Source records ::
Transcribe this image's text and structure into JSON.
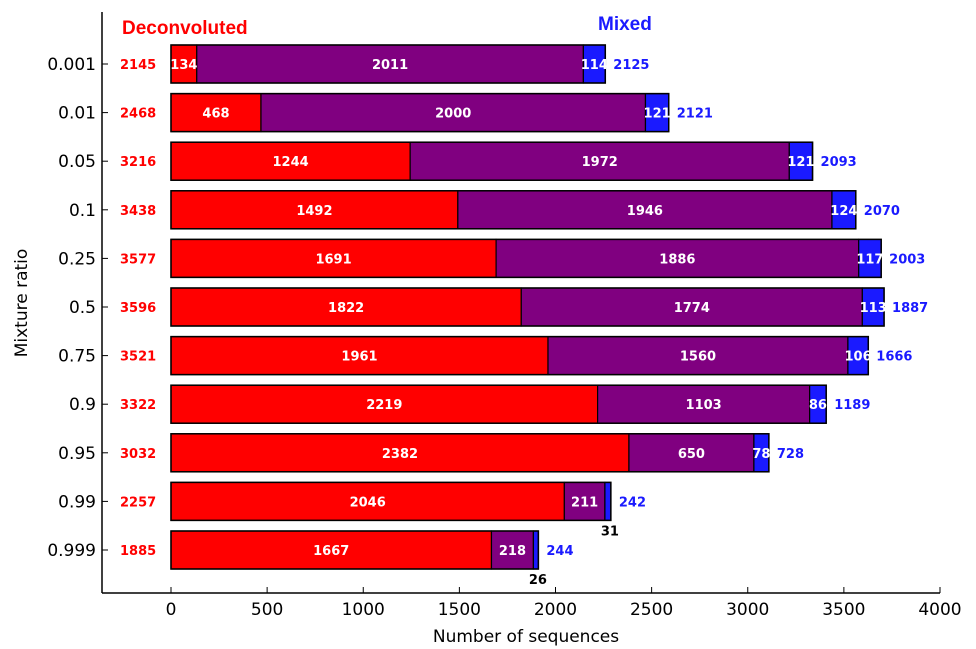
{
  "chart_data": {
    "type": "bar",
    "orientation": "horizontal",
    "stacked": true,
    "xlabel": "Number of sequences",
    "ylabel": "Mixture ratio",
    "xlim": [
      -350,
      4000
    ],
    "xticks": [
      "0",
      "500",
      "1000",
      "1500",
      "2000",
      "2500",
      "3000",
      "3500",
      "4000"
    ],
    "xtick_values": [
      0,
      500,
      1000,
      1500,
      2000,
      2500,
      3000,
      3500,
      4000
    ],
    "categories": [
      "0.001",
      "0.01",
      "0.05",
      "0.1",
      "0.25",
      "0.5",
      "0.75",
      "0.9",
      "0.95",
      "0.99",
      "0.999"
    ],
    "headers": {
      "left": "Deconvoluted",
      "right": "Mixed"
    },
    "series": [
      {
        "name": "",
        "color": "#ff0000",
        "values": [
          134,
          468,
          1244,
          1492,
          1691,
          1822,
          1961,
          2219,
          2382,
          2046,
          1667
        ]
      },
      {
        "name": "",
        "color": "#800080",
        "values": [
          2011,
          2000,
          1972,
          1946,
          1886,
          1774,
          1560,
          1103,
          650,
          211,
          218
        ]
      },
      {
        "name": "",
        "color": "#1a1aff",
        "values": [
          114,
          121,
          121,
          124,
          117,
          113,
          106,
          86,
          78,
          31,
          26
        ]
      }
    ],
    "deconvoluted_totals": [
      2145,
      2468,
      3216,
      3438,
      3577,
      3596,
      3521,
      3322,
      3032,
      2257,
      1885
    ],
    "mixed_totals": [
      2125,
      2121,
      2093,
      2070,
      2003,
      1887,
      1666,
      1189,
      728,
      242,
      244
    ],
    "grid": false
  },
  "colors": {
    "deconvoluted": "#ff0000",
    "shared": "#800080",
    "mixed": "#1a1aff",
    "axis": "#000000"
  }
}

Problem details ::
Transcribe the records word for word and include no pictures.

Full answer ::
Transcribe this image's text and structure into JSON.
{
  "chart_data": {
    "type": "bar",
    "orientation": "horizontal",
    "stacked": true,
    "xlabel": "Number of sequences",
    "ylabel": "Mixture ratio",
    "xlim": [
      -350,
      4000
    ],
    "xticks": [
      "0",
      "500",
      "1000",
      "1500",
      "2000",
      "2500",
      "3000",
      "3500",
      "4000"
    ],
    "xtick_values": [
      0,
      500,
      1000,
      1500,
      2000,
      2500,
      3000,
      3500,
      4000
    ],
    "categories": [
      "0.001",
      "0.01",
      "0.05",
      "0.1",
      "0.25",
      "0.5",
      "0.75",
      "0.9",
      "0.95",
      "0.99",
      "0.999"
    ],
    "headers": {
      "left": "Deconvoluted",
      "right": "Mixed"
    },
    "series": [
      {
        "name": "",
        "color": "#ff0000",
        "values": [
          134,
          468,
          1244,
          1492,
          1691,
          1822,
          1961,
          2219,
          2382,
          2046,
          1667
        ]
      },
      {
        "name": "",
        "color": "#800080",
        "values": [
          2011,
          2000,
          1972,
          1946,
          1886,
          1774,
          1560,
          1103,
          650,
          211,
          218
        ]
      },
      {
        "name": "",
        "color": "#1a1aff",
        "values": [
          114,
          121,
          121,
          124,
          117,
          113,
          106,
          86,
          78,
          31,
          26
        ]
      }
    ],
    "deconvoluted_totals": [
      2145,
      2468,
      3216,
      3438,
      3577,
      3596,
      3521,
      3322,
      3032,
      2257,
      1885
    ],
    "mixed_totals": [
      2125,
      2121,
      2093,
      2070,
      2003,
      1887,
      1666,
      1189,
      728,
      242,
      244
    ],
    "grid": false
  },
  "colors": {
    "deconvoluted": "#ff0000",
    "shared": "#800080",
    "mixed": "#1a1aff",
    "axis": "#000000"
  }
}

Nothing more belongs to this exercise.